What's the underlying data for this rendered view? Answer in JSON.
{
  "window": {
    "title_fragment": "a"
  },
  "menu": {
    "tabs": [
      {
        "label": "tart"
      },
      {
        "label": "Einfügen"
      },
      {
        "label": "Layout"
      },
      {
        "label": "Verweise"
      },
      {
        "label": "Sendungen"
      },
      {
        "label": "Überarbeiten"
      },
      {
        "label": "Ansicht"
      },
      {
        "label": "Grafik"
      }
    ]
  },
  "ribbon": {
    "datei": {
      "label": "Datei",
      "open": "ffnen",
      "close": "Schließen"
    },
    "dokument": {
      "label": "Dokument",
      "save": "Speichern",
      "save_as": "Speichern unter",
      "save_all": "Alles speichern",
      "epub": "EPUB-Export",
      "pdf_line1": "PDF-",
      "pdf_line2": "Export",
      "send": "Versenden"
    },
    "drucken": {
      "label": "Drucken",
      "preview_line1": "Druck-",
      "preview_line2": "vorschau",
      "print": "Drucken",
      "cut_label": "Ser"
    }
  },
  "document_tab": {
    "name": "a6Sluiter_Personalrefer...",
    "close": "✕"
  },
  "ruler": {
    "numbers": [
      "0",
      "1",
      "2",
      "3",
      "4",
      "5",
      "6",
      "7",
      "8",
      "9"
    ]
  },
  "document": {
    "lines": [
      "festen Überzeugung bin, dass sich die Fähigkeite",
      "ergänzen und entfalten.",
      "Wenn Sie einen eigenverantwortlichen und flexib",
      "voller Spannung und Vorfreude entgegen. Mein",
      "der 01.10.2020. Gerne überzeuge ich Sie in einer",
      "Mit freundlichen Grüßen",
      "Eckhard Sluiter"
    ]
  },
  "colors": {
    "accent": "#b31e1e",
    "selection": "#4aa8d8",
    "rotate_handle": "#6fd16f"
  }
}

+++++

Above are the records; retype them all without a single difference.

What's the underlying data for this rendered view? Answer in JSON.
{
  "window": {
    "title_fragment": "a"
  },
  "menu": {
    "tabs": [
      {
        "label": "tart"
      },
      {
        "label": "Einfügen"
      },
      {
        "label": "Layout"
      },
      {
        "label": "Verweise"
      },
      {
        "label": "Sendungen"
      },
      {
        "label": "Überarbeiten"
      },
      {
        "label": "Ansicht"
      },
      {
        "label": "Grafik"
      }
    ]
  },
  "ribbon": {
    "datei": {
      "label": "Datei",
      "open": "ffnen",
      "close": "Schließen"
    },
    "dokument": {
      "label": "Dokument",
      "save": "Speichern",
      "save_as": "Speichern unter",
      "save_all": "Alles speichern",
      "epub": "EPUB-Export",
      "pdf_line1": "PDF-",
      "pdf_line2": "Export",
      "send": "Versenden"
    },
    "drucken": {
      "label": "Drucken",
      "preview_line1": "Druck-",
      "preview_line2": "vorschau",
      "print": "Drucken",
      "cut_label": "Ser"
    }
  },
  "document_tab": {
    "name": "a6Sluiter_Personalrefer...",
    "close": "✕"
  },
  "ruler": {
    "numbers": [
      "0",
      "1",
      "2",
      "3",
      "4",
      "5",
      "6",
      "7",
      "8",
      "9"
    ]
  },
  "document": {
    "lines": [
      "festen Überzeugung bin, dass sich die Fähigkeite",
      "ergänzen und entfalten.",
      "Wenn Sie einen eigenverantwortlichen und flexib",
      "voller Spannung und Vorfreude entgegen. Mein",
      "der 01.10.2020. Gerne überzeuge ich Sie in einer",
      "Mit freundlichen Grüßen",
      "Eckhard Sluiter"
    ]
  },
  "colors": {
    "accent": "#b31e1e",
    "selection": "#4aa8d8",
    "rotate_handle": "#6fd16f"
  }
}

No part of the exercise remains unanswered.